Direction
Identify each line in the records below that contains the word "object", and copy it.

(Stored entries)
* START *

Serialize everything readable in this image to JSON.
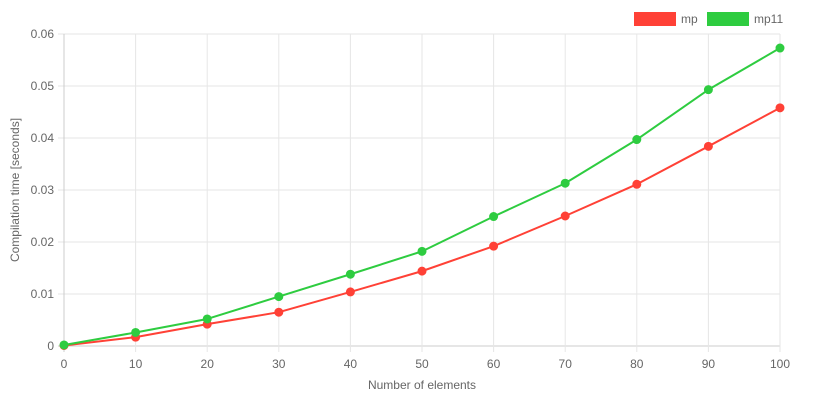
{
  "chart_data": {
    "type": "line",
    "title": "",
    "xlabel": "Number of elements",
    "ylabel": "Compilation time [seconds]",
    "x": [
      0,
      10,
      20,
      30,
      40,
      50,
      60,
      70,
      80,
      90,
      100
    ],
    "x_ticks": [
      "0",
      "10",
      "20",
      "30",
      "40",
      "50",
      "60",
      "70",
      "80",
      "90",
      "100"
    ],
    "y_ticks": [
      "0",
      "0.01",
      "0.02",
      "0.03",
      "0.04",
      "0.05",
      "0.06"
    ],
    "ylim": [
      0,
      0.06
    ],
    "xlim": [
      0,
      100
    ],
    "grid": true,
    "legend_position": "top-right",
    "series": [
      {
        "name": "mp",
        "color": "#ff4136",
        "values": [
          0.0001,
          0.0017,
          0.0042,
          0.0065,
          0.0104,
          0.0144,
          0.0192,
          0.025,
          0.0311,
          0.0384,
          0.0458
        ]
      },
      {
        "name": "mp11",
        "color": "#2ecc40",
        "values": [
          0.0002,
          0.0026,
          0.0052,
          0.0095,
          0.0138,
          0.0182,
          0.0249,
          0.0313,
          0.0397,
          0.0493,
          0.0573
        ]
      }
    ]
  }
}
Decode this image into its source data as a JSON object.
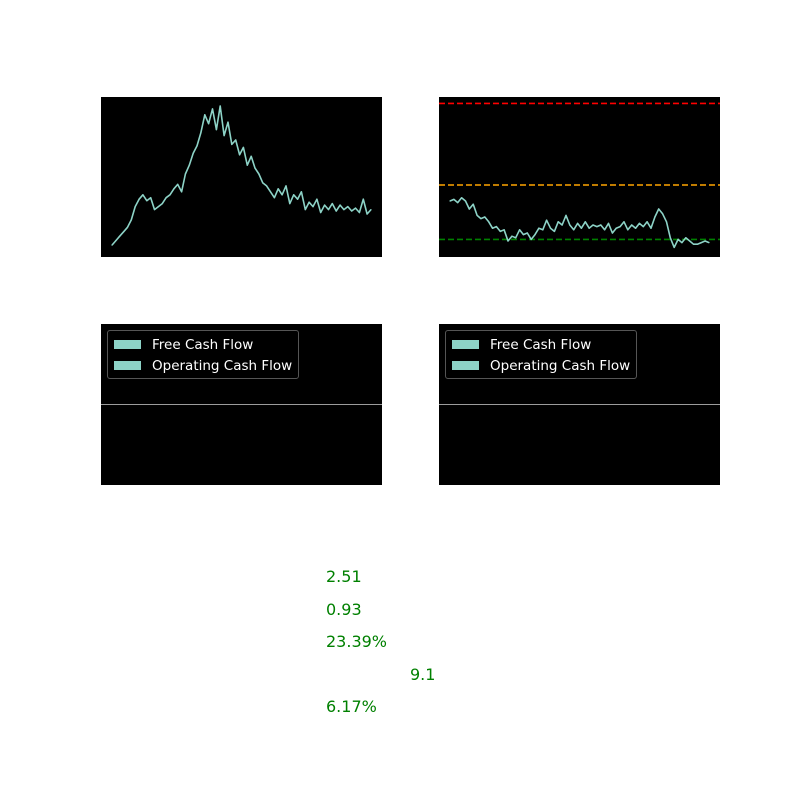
{
  "colors": {
    "line": "#8dd3c7",
    "panel_bg": "#000000",
    "upper_band": "#ff0000",
    "mid_band": "#ffa500",
    "lower_band": "#008000",
    "zero_line": "#d0d0d0",
    "metric_text": "#008000"
  },
  "chart_data": [
    {
      "type": "line",
      "name": "price-history",
      "title": "",
      "xlabel": "",
      "ylabel": "",
      "ylim": [
        0,
        100
      ],
      "x": [
        0,
        4,
        8,
        12,
        16,
        20,
        24,
        28,
        32,
        36,
        40,
        44,
        48,
        52,
        56,
        60,
        64,
        68,
        72,
        76,
        80,
        84,
        88,
        92,
        96,
        100,
        104,
        108,
        112,
        116,
        120,
        124,
        128,
        132,
        136,
        140,
        144,
        148,
        152,
        156,
        160,
        164,
        168,
        172,
        176,
        180,
        184,
        188,
        192,
        196,
        200,
        204,
        208,
        212,
        216,
        220,
        224,
        228,
        232,
        236,
        240,
        244,
        248,
        252,
        256,
        260,
        264,
        268
      ],
      "values": [
        4,
        7,
        10,
        13,
        16,
        21,
        30,
        35,
        38,
        34,
        36,
        28,
        30,
        32,
        36,
        38,
        42,
        45,
        40,
        52,
        58,
        66,
        71,
        80,
        92,
        86,
        96,
        82,
        98,
        78,
        87,
        72,
        75,
        65,
        70,
        58,
        64,
        56,
        52,
        46,
        44,
        40,
        36,
        42,
        38,
        44,
        32,
        38,
        35,
        40,
        28,
        33,
        30,
        35,
        26,
        31,
        28,
        32,
        27,
        31,
        28,
        30,
        27,
        29,
        26,
        35,
        25,
        28
      ]
    },
    {
      "type": "line",
      "name": "ratio-with-bands",
      "title": "",
      "xlabel": "",
      "ylabel": "",
      "ylim": [
        0,
        100
      ],
      "reference_lines": [
        {
          "label": "upper",
          "value": 96,
          "color": "#ff0000"
        },
        {
          "label": "middle",
          "value": 45,
          "color": "#ffa500"
        },
        {
          "label": "lower",
          "value": 11,
          "color": "#008000"
        }
      ],
      "x": [
        0,
        4,
        8,
        12,
        16,
        20,
        24,
        28,
        32,
        36,
        40,
        44,
        48,
        52,
        56,
        60,
        64,
        68,
        72,
        76,
        80,
        84,
        88,
        92,
        96,
        100,
        104,
        108,
        112,
        116,
        120,
        124,
        128,
        132,
        136,
        140,
        144,
        148,
        152,
        156,
        160,
        164,
        168,
        172,
        176,
        180,
        184,
        188,
        192,
        196,
        200,
        204,
        208,
        212,
        216,
        220,
        224,
        228,
        232,
        236,
        240,
        244,
        248,
        252,
        256,
        260,
        264,
        268
      ],
      "values": [
        35,
        36,
        34,
        37,
        35,
        30,
        33,
        26,
        24,
        25,
        22,
        18,
        19,
        16,
        17,
        10,
        13,
        12,
        17,
        14,
        15,
        11,
        14,
        18,
        17,
        23,
        18,
        16,
        22,
        20,
        26,
        20,
        17,
        21,
        18,
        22,
        18,
        20,
        19,
        20,
        17,
        21,
        15,
        18,
        19,
        22,
        17,
        20,
        18,
        21,
        19,
        22,
        18,
        25,
        30,
        27,
        22,
        12,
        6,
        11,
        9,
        12,
        10,
        8,
        8,
        9,
        10,
        9
      ]
    },
    {
      "type": "bar",
      "name": "cash-flow-left",
      "title": "",
      "xlabel": "",
      "ylabel": "",
      "ylim": [
        -1,
        1
      ],
      "categories": [],
      "series": [
        {
          "name": "Free Cash Flow",
          "values": []
        },
        {
          "name": "Operating Cash Flow",
          "values": []
        }
      ]
    },
    {
      "type": "bar",
      "name": "cash-flow-right",
      "title": "",
      "xlabel": "",
      "ylabel": "",
      "ylim": [
        -1,
        1
      ],
      "categories": [],
      "series": [
        {
          "name": "Free Cash Flow",
          "values": []
        },
        {
          "name": "Operating Cash Flow",
          "values": []
        }
      ]
    }
  ],
  "metrics": [
    "2.51",
    "0.93",
    "23.39%",
    "9.1",
    "6.17%"
  ]
}
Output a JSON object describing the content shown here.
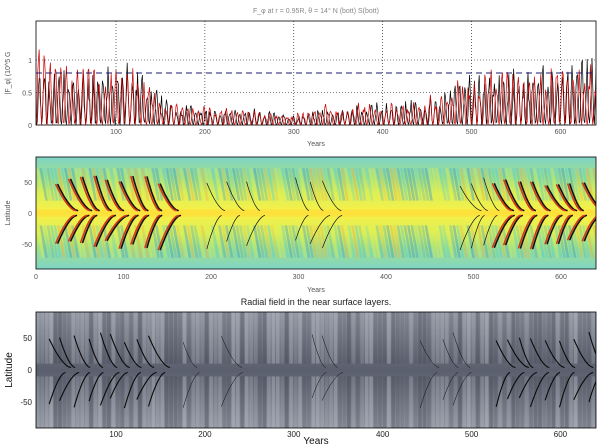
{
  "chart_data": [
    {
      "type": "line",
      "title": "F_φ at r = 0.95R, θ = 14° N (bott) S(bott)",
      "xlabel": "Years",
      "ylabel": "|F_φ| (10^5 G",
      "xlim": [
        10,
        640
      ],
      "ylim": [
        0,
        1.6
      ],
      "xticks": [
        100,
        200,
        300,
        400,
        500,
        600
      ],
      "yticks": [
        0,
        0.5,
        1
      ],
      "ytick_labels": [
        "0",
        "0.5",
        "1"
      ],
      "grid": "dotted",
      "threshold": 0.8,
      "series": [
        {
          "color": "#000000",
          "envelope": [
            [
              10,
              1.0
            ],
            [
              30,
              0.9
            ],
            [
              60,
              0.95
            ],
            [
              90,
              1.0
            ],
            [
              110,
              1.05
            ],
            [
              130,
              0.9
            ],
            [
              150,
              0.5
            ],
            [
              170,
              0.35
            ],
            [
              200,
              0.32
            ],
            [
              230,
              0.28
            ],
            [
              260,
              0.25
            ],
            [
              280,
              0.22
            ],
            [
              300,
              0.18
            ],
            [
              320,
              0.22
            ],
            [
              340,
              0.28
            ],
            [
              370,
              0.32
            ],
            [
              400,
              0.38
            ],
            [
              430,
              0.4
            ],
            [
              450,
              0.45
            ],
            [
              470,
              0.55
            ],
            [
              490,
              0.85
            ],
            [
              510,
              1.0
            ],
            [
              530,
              0.95
            ],
            [
              560,
              0.9
            ],
            [
              590,
              1.0
            ],
            [
              610,
              1.05
            ],
            [
              630,
              1.1
            ]
          ]
        },
        {
          "color": "#cc0000",
          "envelope": [
            [
              10,
              1.6
            ],
            [
              30,
              1.0
            ],
            [
              60,
              0.9
            ],
            [
              90,
              0.95
            ],
            [
              110,
              1.0
            ],
            [
              130,
              0.85
            ],
            [
              150,
              0.45
            ],
            [
              170,
              0.35
            ],
            [
              200,
              0.3
            ],
            [
              230,
              0.28
            ],
            [
              260,
              0.25
            ],
            [
              280,
              0.22
            ],
            [
              300,
              0.2
            ],
            [
              320,
              0.25
            ],
            [
              340,
              0.35
            ],
            [
              370,
              0.35
            ],
            [
              400,
              0.35
            ],
            [
              430,
              0.38
            ],
            [
              450,
              0.45
            ],
            [
              470,
              0.6
            ],
            [
              490,
              0.8
            ],
            [
              510,
              0.9
            ],
            [
              530,
              0.95
            ],
            [
              560,
              0.85
            ],
            [
              590,
              0.95
            ],
            [
              610,
              1.0
            ],
            [
              630,
              1.0
            ]
          ]
        }
      ]
    },
    {
      "type": "heatmap",
      "colormap": "jet",
      "xlabel": "Years",
      "ylabel": "Latitude",
      "xlim": [
        0,
        640
      ],
      "ylim": [
        -90,
        90
      ],
      "xticks": [
        0,
        100,
        200,
        300,
        400,
        500,
        600
      ],
      "yticks": [
        50,
        0,
        -50
      ]
    },
    {
      "type": "heatmap",
      "colormap": "gray",
      "title": "Radial field in the near surface layers.",
      "xlabel": "Years",
      "ylabel": "Latitude",
      "xlim": [
        10,
        640
      ],
      "ylim": [
        -90,
        90
      ],
      "xticks": [
        100,
        200,
        300,
        400,
        500,
        600
      ],
      "yticks": [
        50,
        0,
        -50
      ]
    }
  ]
}
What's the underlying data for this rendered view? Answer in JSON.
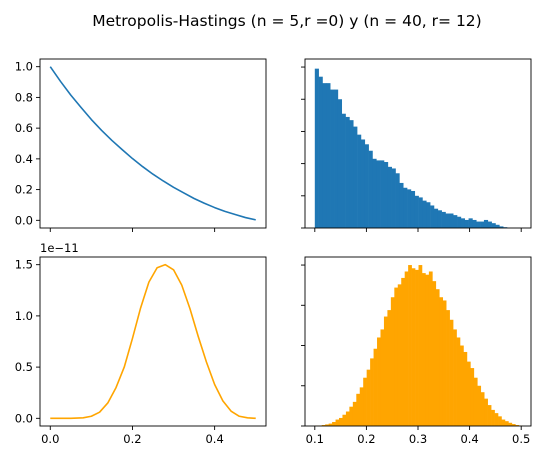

* END *

Completed exercise
Decode this image into its source data as a JSON object.
Output a JSON object describing the content shown here.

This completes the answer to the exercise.